◆ **Consigne**
Veuillez imprimer à l'identique le passage sur la carrière d'avocat de Pierre Corneille, depuis « Du mardi XVIIIe » jusqu'à « Table de marbre. » inclus.

◆ **Passage du texte**
▬▬▬▬▬▬
Du mardi XVIIIe jour de juin 1624, Me Pierre Corneille, licencié es loix, après que par ordonnance de la Cour a esté informé d'office, par les conseillers commissaires à ce députés, de sa vie, mœurs, actions, comportemens, religion catholique, apostolique et romaine; oüi sur ce le procureur general du Roi, et de son consentement, a esté receu advocat en ladite cour, et a fait et presté le serment en tel cas requis et accoustumé. (Archives du greffe de l'ancien parlement de Rouen.)


III.—Page XXI.

Nomination de Pierre Corneille, comme avocat du Roi en la Table de marbre.
▬▬▬▬▬▬
◆ **Matériel fourni**
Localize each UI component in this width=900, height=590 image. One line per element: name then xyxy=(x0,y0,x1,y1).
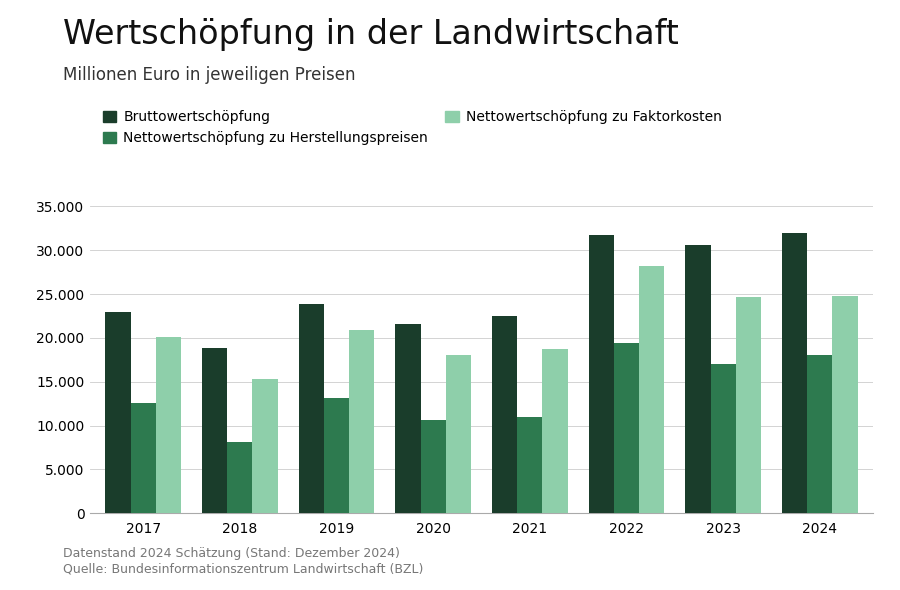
▬▬▬▬▬▬
◆ **Résultat**
Du mardi XVIIIe jour de juin 1624, Me Pierre Corneille, licencié es loix, après que par ordonnance de la Cour a esté informé d'office, par les conseillers commissaires à ce députés, de sa vie, mœurs, actions, comportemens, religion catholique, apostolique et romaine; oüi sur ce le procureur general du Roi, et de son consentement, a esté receu advocat en ladite cour, et a fait et presté le serment en tel cas requis et accoustumé. (Archives du greffe de l'ancien parlement de Rouen.)


III.—Page XXI.

Nomination de Pierre Corneille, comme avocat du Roi en la Table de marbre.